## [WRITTEN PROBLEM]
Return all lines from the listing below in which the string "close" occurs.

## [RECORDED INFORMATION]
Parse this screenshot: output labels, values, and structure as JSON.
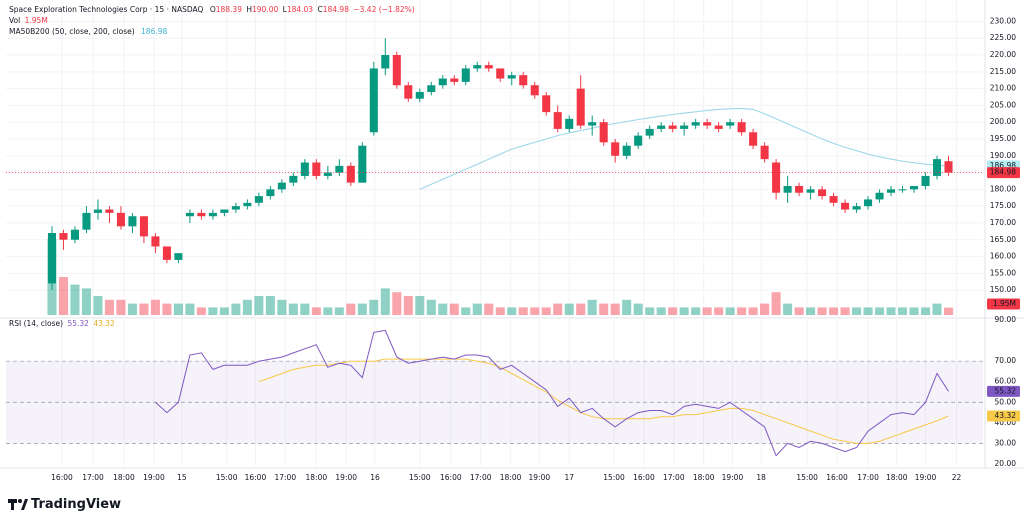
{
  "chart_data": {
    "type": "candlestick",
    "title": "Space Exploration Technologies Corp · 15 · NASDAQ",
    "legend": {
      "O": "188.39",
      "H": "190.00",
      "L": "184.03",
      "C": "184.98",
      "change": "−3.42 (−1.82%)"
    },
    "volume_title": "Vol",
    "volume_label": "1.95M",
    "ma_title": "MA50B200 (50, close, 200, close)",
    "colors": {
      "up": "#089981",
      "down": "#f23645"
    },
    "open": [
      152,
      167,
      165,
      168,
      173,
      174,
      173,
      169,
      172,
      166,
      163,
      159,
      172,
      173,
      172,
      173,
      174,
      175,
      176,
      178,
      180,
      182,
      184,
      188,
      184,
      185,
      187,
      182,
      197,
      216,
      220,
      211,
      207,
      209,
      211,
      213,
      212,
      216,
      217,
      216,
      213,
      214,
      211,
      208,
      203,
      198,
      210,
      199,
      200,
      194,
      190,
      193,
      196,
      198,
      199,
      198,
      199,
      200,
      199,
      199,
      200,
      197,
      193,
      188,
      179,
      181,
      179,
      180,
      178,
      176,
      174,
      175,
      177,
      179,
      180,
      180,
      181,
      184,
      188.39
    ],
    "high": [
      169,
      168,
      169,
      175,
      177,
      175,
      175,
      173,
      172,
      167,
      163,
      161,
      174,
      174,
      174,
      174,
      176,
      177,
      179,
      181,
      183,
      185,
      189,
      189,
      187,
      189,
      188,
      194,
      218,
      225,
      221,
      212,
      210,
      212,
      214,
      214,
      217,
      218,
      218,
      216,
      215,
      215,
      212,
      209,
      205,
      202,
      214,
      202,
      201,
      195,
      194,
      197,
      199,
      200,
      200,
      200,
      201,
      201,
      200,
      201,
      201,
      198,
      194,
      189,
      184,
      182,
      181,
      181,
      179,
      177,
      176,
      178,
      180,
      181,
      181,
      181,
      185,
      190,
      190.0
    ],
    "low": [
      150,
      162,
      164,
      167,
      171,
      170,
      168,
      167,
      164,
      161,
      158,
      158,
      170,
      171,
      171,
      172,
      173,
      174,
      175,
      177,
      179,
      181,
      183,
      183,
      183,
      184,
      181,
      182,
      196,
      214,
      210,
      206,
      206,
      208,
      210,
      211,
      211,
      215,
      215,
      212,
      211,
      210,
      207,
      202,
      197,
      197,
      198,
      196,
      193,
      188,
      189,
      192,
      195,
      197,
      197,
      196,
      198,
      198,
      197,
      198,
      196,
      192,
      188,
      177,
      176,
      178,
      177,
      177,
      175,
      173,
      173,
      174,
      176,
      178,
      179,
      179,
      180,
      183,
      184.03
    ],
    "close": [
      167,
      165,
      168,
      173,
      174,
      173,
      169,
      172,
      166,
      163,
      159,
      161,
      173,
      172,
      173,
      174,
      175,
      176,
      178,
      180,
      182,
      184,
      188,
      184,
      185,
      187,
      182,
      193,
      216,
      220,
      211,
      207,
      209,
      211,
      213,
      212,
      216,
      217,
      216,
      213,
      214,
      211,
      208,
      203,
      198,
      201,
      199,
      200,
      194,
      190,
      193,
      196,
      198,
      199,
      198,
      199,
      200,
      199,
      198,
      200,
      197,
      193,
      189,
      179,
      181,
      179,
      180,
      178,
      176,
      174,
      175,
      177,
      179,
      180,
      180,
      181,
      184,
      189,
      184.98
    ],
    "volume": [
      20,
      10,
      8,
      7,
      5,
      4,
      4,
      3,
      3,
      4,
      3,
      3,
      3,
      2,
      2,
      2,
      3,
      4,
      5,
      5,
      4,
      3,
      3,
      2,
      2,
      2,
      3,
      3,
      4,
      7,
      6,
      5,
      5,
      4,
      3,
      3,
      2,
      3,
      3,
      2,
      2,
      2,
      2,
      2,
      3,
      3,
      3,
      4,
      3,
      3,
      4,
      3,
      2,
      2,
      2,
      2,
      2,
      2,
      2,
      2,
      2,
      2,
      3,
      6,
      3,
      2,
      2,
      2,
      2,
      2,
      2,
      2,
      2,
      2,
      2,
      2,
      2,
      3,
      1.95
    ],
    "ma": {
      "color": "#9ed8e8",
      "values": [
        null,
        null,
        null,
        null,
        null,
        null,
        null,
        null,
        null,
        null,
        null,
        null,
        null,
        null,
        null,
        null,
        null,
        null,
        null,
        null,
        null,
        null,
        null,
        null,
        null,
        null,
        null,
        null,
        null,
        null,
        null,
        null,
        180,
        181.5,
        183,
        184.5,
        186,
        187.5,
        189,
        190.5,
        192,
        193,
        194,
        195,
        196,
        196.8,
        197.5,
        198.2,
        199,
        199.6,
        200.2,
        200.8,
        201.3,
        201.8,
        202.3,
        202.7,
        203.1,
        203.5,
        203.8,
        204,
        204.1,
        203.8,
        202.5,
        201,
        199.5,
        198,
        196.5,
        195,
        193.7,
        192.5,
        191.5,
        190.5,
        189.7,
        189,
        188.4,
        187.9,
        187.5,
        187.2,
        186.98
      ]
    },
    "ylim": [
      142,
      234
    ],
    "yticks": [
      {
        "value": 150,
        "label": "150.00"
      },
      {
        "value": 155,
        "label": "155.00"
      },
      {
        "value": 160,
        "label": "160.00"
      },
      {
        "value": 165,
        "label": "165.00"
      },
      {
        "value": 170,
        "label": "170.00"
      },
      {
        "value": 175,
        "label": "175.00"
      },
      {
        "value": 180,
        "label": "180.00"
      },
      {
        "value": 185,
        "label": "185.00"
      },
      {
        "value": 190,
        "label": "190.00"
      },
      {
        "value": 195,
        "label": "195.00"
      },
      {
        "value": 200,
        "label": "200.00"
      },
      {
        "value": 205,
        "label": "205.00"
      },
      {
        "value": 210,
        "label": "210.00"
      },
      {
        "value": 215,
        "label": "215.00"
      },
      {
        "value": 220,
        "label": "220.00"
      },
      {
        "value": 225,
        "label": "225.00"
      },
      {
        "value": 230,
        "label": "230.00"
      }
    ],
    "xlim": [
      -4,
      81
    ],
    "xticks": [
      {
        "value": 0.87,
        "label": "16:00"
      },
      {
        "value": 3.57,
        "label": "17:00"
      },
      {
        "value": 6.26,
        "label": "18:00"
      },
      {
        "value": 8.87,
        "label": "19:00"
      },
      {
        "value": 11.3,
        "label": "15"
      },
      {
        "value": 15.2,
        "label": "15:00"
      },
      {
        "value": 17.7,
        "label": "16:00"
      },
      {
        "value": 20.3,
        "label": "17:00"
      },
      {
        "value": 23.0,
        "label": "18:00"
      },
      {
        "value": 25.6,
        "label": "19:00"
      },
      {
        "value": 28.1,
        "label": "16"
      },
      {
        "value": 32.0,
        "label": "15:00"
      },
      {
        "value": 34.7,
        "label": "16:00"
      },
      {
        "value": 37.3,
        "label": "17:00"
      },
      {
        "value": 39.9,
        "label": "18:00"
      },
      {
        "value": 42.4,
        "label": "19:00"
      },
      {
        "value": 45.0,
        "label": "17"
      },
      {
        "value": 48.9,
        "label": "15:00"
      },
      {
        "value": 51.5,
        "label": "16:00"
      },
      {
        "value": 54.1,
        "label": "17:00"
      },
      {
        "value": 56.7,
        "label": "18:00"
      },
      {
        "value": 59.2,
        "label": "19:00"
      },
      {
        "value": 61.7,
        "label": "18"
      },
      {
        "value": 65.7,
        "label": "15:00"
      },
      {
        "value": 68.3,
        "label": "16:00"
      },
      {
        "value": 71.0,
        "label": "17:00"
      },
      {
        "value": 73.5,
        "label": "18:00"
      },
      {
        "value": 76.0,
        "label": "19:00"
      },
      {
        "value": 78.7,
        "label": "22"
      }
    ],
    "rsi": {
      "title": "RSI (14, close)",
      "color": "#7e57c2",
      "values": [
        null,
        null,
        null,
        null,
        null,
        null,
        null,
        null,
        null,
        50,
        45,
        50,
        73,
        74,
        66,
        68,
        68,
        68,
        70,
        71,
        72,
        74,
        76,
        78,
        67,
        69,
        68,
        62,
        84,
        85,
        72,
        69,
        70,
        71,
        72,
        71,
        73,
        73,
        72,
        66,
        68,
        64,
        60,
        56,
        48,
        52,
        45,
        47,
        42,
        38,
        42,
        45,
        46,
        46,
        44,
        48,
        49,
        48,
        47,
        50,
        46,
        42,
        38,
        24,
        30,
        28,
        31,
        30,
        28,
        26,
        28,
        36,
        40,
        44,
        45,
        44,
        50,
        64,
        55.32
      ],
      "ma_color": "#f7c948",
      "ma_values": [
        null,
        null,
        null,
        null,
        null,
        null,
        null,
        null,
        null,
        null,
        null,
        null,
        null,
        null,
        null,
        null,
        null,
        null,
        60,
        62,
        64,
        66,
        67,
        68,
        68,
        69,
        70,
        70,
        70,
        71,
        71,
        71,
        71,
        71,
        71,
        71,
        71,
        70,
        69,
        67,
        64,
        61,
        58,
        55,
        51,
        48,
        45,
        43,
        42,
        42,
        42,
        42,
        42,
        43,
        43,
        44,
        44,
        45,
        46,
        47,
        47,
        46,
        44,
        42,
        40,
        38,
        36,
        34,
        32,
        31,
        30,
        30,
        31,
        33,
        35,
        37,
        39,
        41,
        43.32
      ],
      "ylim": [
        19,
        91
      ],
      "yticks": [
        {
          "value": 20,
          "label": "20.00"
        },
        {
          "value": 30,
          "label": "30.00"
        },
        {
          "value": 40,
          "label": "40.00"
        },
        {
          "value": 50,
          "label": "50.00"
        },
        {
          "value": 60,
          "label": "60.00"
        },
        {
          "value": 70,
          "label": "70.00"
        },
        {
          "value": 90,
          "label": "90.00"
        }
      ],
      "bands": [
        30,
        50,
        70
      ]
    },
    "footer": "TradingView"
  }
}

## [EXERCISE OUTPUT]
    "ma_title": "MA50B200 (50, close, 200, close)",
    "close": [
      "title": "RSI (14, close)",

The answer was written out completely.